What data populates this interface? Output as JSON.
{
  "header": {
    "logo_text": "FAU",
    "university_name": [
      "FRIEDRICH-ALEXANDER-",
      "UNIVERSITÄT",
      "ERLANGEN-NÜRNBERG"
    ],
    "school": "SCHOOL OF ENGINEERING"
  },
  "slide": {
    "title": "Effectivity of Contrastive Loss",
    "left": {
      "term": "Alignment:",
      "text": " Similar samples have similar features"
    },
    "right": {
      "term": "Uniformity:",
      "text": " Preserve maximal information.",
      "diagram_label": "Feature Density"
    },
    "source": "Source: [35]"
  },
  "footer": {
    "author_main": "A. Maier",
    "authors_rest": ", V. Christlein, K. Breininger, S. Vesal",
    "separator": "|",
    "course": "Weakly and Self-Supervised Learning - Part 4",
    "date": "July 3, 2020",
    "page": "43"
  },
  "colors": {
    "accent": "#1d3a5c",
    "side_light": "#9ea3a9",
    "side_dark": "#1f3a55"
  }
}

§ GOAL
Exactly as shown above, return every record.

§ ANSWER FOR THIS EXERCISE
What data populates this interface? Output as JSON.
{
  "header": {
    "logo_text": "FAU",
    "university_name": [
      "FRIEDRICH-ALEXANDER-",
      "UNIVERSITÄT",
      "ERLANGEN-NÜRNBERG"
    ],
    "school": "SCHOOL OF ENGINEERING"
  },
  "slide": {
    "title": "Effectivity of Contrastive Loss",
    "left": {
      "term": "Alignment:",
      "text": " Similar samples have similar features"
    },
    "right": {
      "term": "Uniformity:",
      "text": " Preserve maximal information.",
      "diagram_label": "Feature Density"
    },
    "source": "Source: [35]"
  },
  "footer": {
    "author_main": "A. Maier",
    "authors_rest": ", V. Christlein, K. Breininger, S. Vesal",
    "separator": "|",
    "course": "Weakly and Self-Supervised Learning - Part 4",
    "date": "July 3, 2020",
    "page": "43"
  },
  "colors": {
    "accent": "#1d3a5c",
    "side_light": "#9ea3a9",
    "side_dark": "#1f3a55"
  }
}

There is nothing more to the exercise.